### Task statement
Extract each line where the string "региона" shows up.

Extracts from a graphics dataset
## BEGIN

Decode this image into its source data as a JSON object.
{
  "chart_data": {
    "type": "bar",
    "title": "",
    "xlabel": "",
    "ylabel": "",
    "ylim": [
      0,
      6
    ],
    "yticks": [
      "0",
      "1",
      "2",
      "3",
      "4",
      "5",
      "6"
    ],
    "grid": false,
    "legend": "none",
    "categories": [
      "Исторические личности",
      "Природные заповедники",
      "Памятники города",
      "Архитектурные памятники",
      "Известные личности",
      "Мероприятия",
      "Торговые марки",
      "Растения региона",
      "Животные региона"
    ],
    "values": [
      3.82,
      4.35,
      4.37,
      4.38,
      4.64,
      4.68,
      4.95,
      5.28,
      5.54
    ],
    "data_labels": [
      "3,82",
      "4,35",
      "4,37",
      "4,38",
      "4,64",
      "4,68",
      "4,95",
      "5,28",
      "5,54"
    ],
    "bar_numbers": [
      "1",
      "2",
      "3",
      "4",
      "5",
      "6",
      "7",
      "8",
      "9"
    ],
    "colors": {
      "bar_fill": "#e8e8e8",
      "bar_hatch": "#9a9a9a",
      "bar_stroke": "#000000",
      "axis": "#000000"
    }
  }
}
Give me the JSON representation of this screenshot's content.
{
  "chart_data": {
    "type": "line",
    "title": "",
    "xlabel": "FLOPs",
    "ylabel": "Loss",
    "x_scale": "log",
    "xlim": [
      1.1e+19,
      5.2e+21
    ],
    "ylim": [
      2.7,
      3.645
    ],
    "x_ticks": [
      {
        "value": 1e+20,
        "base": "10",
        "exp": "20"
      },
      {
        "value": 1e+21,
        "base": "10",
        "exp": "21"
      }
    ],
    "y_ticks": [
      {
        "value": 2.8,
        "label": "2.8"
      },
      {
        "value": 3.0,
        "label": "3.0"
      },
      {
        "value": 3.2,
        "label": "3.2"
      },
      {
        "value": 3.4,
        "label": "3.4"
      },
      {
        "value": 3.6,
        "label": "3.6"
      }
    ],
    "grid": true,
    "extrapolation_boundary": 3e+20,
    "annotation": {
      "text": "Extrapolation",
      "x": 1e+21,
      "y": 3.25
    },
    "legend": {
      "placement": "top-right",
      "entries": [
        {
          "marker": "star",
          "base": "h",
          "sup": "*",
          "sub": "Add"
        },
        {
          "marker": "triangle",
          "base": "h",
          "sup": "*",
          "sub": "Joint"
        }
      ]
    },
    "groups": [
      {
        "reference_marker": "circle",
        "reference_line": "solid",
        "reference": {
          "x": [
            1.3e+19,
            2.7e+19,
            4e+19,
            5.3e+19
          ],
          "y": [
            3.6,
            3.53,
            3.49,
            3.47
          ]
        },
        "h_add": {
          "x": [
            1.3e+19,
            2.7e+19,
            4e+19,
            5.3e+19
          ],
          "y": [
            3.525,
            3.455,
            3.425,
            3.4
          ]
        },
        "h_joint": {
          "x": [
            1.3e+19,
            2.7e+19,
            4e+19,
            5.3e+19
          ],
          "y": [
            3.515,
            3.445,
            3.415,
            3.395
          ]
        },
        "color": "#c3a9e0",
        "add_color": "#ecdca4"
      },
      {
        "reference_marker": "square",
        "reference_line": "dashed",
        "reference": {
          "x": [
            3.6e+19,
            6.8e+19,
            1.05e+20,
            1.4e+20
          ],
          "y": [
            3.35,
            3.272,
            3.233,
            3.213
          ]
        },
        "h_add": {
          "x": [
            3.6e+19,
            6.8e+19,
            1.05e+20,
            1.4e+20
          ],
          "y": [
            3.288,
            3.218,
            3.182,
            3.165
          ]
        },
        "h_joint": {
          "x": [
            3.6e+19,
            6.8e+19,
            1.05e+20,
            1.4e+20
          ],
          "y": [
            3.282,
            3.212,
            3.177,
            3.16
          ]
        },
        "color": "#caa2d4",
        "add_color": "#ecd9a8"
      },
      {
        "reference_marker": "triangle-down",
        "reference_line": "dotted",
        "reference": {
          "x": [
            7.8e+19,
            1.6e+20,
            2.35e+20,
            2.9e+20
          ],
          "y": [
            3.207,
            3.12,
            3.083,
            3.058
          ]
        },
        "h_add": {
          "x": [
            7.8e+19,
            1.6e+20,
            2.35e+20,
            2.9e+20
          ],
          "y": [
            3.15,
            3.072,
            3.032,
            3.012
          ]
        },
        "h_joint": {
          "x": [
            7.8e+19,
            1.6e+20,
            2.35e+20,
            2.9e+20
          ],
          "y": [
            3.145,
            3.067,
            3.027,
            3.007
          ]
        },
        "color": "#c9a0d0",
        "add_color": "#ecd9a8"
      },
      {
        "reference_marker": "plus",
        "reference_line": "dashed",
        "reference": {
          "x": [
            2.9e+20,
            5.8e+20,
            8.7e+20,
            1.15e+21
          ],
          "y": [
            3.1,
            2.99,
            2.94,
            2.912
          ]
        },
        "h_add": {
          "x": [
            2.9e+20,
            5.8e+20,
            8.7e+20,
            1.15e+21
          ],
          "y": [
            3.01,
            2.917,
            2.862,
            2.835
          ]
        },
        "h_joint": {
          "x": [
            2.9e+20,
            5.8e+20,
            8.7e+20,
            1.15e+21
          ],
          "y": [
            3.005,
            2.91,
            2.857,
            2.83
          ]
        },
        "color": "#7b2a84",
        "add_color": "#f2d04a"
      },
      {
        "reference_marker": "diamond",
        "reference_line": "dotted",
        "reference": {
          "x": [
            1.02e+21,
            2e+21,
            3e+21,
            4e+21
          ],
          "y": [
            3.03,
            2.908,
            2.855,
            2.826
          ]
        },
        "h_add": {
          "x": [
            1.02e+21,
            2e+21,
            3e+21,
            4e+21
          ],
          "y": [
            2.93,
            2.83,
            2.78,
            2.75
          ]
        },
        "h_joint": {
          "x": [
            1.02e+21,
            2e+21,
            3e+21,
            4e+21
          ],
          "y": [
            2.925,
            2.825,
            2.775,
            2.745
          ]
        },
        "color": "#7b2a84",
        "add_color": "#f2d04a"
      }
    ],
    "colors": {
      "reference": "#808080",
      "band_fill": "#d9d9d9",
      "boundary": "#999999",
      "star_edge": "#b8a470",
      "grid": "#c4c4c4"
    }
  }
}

## END
## BEGIN

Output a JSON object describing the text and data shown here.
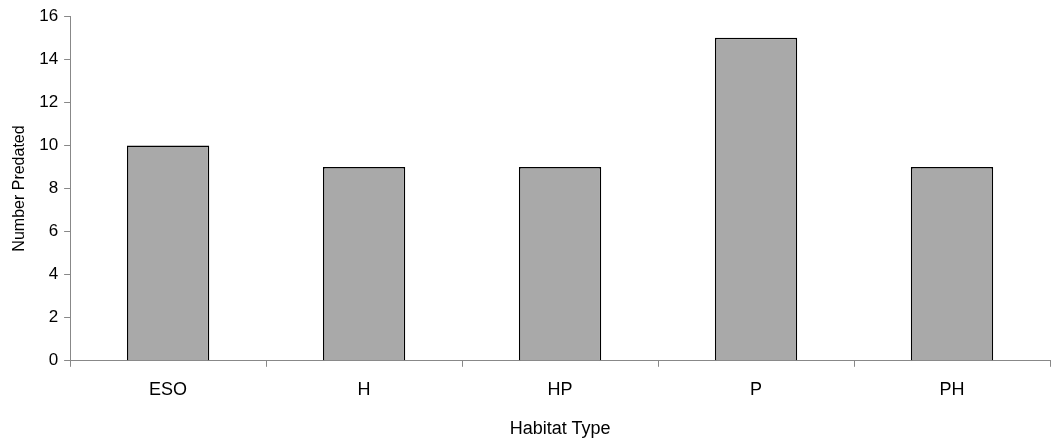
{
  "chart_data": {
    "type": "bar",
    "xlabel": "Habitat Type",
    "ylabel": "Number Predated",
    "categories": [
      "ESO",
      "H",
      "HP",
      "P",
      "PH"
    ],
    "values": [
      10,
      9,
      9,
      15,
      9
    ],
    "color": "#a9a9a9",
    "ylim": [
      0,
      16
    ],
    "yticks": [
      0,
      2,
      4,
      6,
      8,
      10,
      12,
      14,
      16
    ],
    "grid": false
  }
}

## END
## BEGIN

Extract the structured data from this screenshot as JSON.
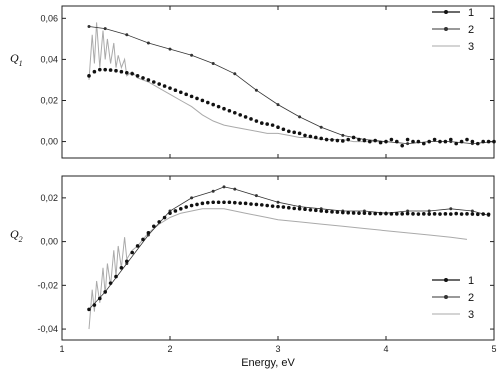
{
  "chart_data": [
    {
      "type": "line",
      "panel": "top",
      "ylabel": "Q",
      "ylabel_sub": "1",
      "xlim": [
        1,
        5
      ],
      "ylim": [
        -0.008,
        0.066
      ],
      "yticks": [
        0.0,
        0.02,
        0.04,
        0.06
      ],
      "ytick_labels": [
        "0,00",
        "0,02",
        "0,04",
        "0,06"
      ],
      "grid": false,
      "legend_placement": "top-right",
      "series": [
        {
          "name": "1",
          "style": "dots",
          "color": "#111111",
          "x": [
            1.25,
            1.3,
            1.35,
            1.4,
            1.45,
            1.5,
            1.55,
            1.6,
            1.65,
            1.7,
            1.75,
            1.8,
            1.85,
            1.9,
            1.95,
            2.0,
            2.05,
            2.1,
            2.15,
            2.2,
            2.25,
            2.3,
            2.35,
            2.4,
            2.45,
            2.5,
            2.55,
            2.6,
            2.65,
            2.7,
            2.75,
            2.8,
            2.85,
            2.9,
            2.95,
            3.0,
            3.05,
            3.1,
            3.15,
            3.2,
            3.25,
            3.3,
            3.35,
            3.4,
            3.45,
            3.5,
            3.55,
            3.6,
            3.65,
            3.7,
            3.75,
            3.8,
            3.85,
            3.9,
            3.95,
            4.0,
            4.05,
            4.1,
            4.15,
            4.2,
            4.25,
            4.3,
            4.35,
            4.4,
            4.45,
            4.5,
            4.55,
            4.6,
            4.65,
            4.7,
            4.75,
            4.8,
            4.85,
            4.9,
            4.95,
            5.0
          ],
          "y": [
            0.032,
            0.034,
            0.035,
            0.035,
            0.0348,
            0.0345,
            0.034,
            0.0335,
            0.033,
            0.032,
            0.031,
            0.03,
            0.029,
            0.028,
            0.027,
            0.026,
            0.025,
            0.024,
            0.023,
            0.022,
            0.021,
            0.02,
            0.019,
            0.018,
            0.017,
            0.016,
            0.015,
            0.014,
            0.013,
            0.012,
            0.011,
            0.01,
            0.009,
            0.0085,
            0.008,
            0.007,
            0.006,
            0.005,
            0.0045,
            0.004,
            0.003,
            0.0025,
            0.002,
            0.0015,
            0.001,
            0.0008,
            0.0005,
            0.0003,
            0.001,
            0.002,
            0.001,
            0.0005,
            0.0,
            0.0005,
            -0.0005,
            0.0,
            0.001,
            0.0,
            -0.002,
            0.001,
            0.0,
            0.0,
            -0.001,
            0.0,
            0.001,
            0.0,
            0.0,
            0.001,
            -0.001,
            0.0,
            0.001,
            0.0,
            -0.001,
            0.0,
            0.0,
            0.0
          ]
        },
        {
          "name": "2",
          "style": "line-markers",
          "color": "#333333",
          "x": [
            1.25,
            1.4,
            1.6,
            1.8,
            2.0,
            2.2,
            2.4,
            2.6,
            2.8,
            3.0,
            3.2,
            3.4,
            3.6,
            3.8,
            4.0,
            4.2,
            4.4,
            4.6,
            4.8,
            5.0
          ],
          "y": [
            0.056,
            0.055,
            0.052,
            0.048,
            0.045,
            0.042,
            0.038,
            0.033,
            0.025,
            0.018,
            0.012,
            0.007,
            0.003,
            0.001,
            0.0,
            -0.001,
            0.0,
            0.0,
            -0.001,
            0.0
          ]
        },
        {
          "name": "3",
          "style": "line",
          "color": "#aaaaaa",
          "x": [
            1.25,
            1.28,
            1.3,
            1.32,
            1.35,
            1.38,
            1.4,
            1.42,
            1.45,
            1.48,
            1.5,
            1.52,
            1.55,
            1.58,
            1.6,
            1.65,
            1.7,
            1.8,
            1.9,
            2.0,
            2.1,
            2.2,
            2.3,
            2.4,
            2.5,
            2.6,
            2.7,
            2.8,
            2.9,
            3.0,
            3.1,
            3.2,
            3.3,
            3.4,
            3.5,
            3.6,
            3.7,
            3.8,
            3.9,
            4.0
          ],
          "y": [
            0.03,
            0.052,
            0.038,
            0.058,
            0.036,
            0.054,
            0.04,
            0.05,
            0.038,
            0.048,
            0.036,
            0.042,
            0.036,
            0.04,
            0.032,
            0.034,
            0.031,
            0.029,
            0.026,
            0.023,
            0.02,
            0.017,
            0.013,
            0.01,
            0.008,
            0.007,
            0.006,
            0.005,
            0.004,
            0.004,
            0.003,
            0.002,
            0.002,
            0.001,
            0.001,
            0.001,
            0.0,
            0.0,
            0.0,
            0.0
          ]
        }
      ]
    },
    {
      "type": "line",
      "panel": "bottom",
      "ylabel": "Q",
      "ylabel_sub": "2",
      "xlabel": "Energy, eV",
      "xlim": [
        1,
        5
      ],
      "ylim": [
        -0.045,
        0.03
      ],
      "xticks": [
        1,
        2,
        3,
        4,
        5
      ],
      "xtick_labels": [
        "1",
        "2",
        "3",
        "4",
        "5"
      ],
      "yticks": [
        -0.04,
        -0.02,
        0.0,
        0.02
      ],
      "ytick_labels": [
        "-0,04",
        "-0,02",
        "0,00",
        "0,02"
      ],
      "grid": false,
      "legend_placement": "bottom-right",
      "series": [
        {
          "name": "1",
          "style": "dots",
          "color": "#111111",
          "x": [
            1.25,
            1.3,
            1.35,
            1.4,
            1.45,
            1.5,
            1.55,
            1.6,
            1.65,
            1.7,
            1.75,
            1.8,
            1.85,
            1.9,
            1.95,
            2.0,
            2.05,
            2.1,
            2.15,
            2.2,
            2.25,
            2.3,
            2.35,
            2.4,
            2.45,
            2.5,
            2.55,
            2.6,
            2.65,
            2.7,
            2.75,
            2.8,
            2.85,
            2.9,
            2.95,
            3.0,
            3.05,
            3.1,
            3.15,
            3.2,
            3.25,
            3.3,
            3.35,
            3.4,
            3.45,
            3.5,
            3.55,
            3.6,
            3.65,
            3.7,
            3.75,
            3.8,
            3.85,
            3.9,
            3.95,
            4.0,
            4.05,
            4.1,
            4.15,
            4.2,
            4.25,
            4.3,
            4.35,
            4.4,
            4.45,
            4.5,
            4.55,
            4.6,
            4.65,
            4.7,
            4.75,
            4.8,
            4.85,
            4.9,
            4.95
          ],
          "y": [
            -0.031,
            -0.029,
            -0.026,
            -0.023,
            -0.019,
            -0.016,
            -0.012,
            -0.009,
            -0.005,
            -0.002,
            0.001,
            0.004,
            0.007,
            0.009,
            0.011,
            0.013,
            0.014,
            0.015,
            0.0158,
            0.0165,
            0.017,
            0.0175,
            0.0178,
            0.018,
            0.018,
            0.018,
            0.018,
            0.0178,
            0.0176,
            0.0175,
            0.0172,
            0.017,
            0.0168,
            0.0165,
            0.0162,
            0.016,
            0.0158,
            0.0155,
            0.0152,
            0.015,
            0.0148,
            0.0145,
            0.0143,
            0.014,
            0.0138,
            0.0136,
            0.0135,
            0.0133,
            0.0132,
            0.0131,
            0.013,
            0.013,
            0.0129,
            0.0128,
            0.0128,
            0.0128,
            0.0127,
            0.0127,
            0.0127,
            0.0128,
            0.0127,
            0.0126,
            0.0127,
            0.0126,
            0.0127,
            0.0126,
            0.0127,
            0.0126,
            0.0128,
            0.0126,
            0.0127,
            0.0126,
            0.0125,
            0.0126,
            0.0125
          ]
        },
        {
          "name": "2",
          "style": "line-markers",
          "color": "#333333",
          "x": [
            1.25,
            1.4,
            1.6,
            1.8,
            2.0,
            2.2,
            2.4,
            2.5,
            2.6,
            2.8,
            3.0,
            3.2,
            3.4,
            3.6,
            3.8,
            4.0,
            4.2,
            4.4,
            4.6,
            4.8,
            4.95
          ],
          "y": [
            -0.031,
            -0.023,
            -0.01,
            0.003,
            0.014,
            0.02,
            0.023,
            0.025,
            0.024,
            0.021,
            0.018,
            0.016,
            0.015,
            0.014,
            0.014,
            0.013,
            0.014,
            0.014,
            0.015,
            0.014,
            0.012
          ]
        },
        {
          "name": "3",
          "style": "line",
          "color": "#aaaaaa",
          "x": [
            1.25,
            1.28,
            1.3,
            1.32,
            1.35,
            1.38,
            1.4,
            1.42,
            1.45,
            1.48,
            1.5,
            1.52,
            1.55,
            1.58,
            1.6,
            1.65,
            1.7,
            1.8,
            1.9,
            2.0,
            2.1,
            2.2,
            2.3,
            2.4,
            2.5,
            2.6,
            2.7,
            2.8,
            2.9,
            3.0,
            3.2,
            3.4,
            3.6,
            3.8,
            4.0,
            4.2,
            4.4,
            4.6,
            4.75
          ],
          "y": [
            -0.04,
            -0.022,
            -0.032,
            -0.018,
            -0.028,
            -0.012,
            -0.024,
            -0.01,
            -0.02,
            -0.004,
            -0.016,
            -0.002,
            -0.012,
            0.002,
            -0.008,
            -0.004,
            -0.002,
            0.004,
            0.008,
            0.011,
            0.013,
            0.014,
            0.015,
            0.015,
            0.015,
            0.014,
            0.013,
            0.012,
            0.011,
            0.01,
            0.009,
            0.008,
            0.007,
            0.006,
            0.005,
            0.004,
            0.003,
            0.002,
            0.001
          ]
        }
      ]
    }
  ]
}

## END

### Answer to the problem
      "Растения региона",
      "Животные региона"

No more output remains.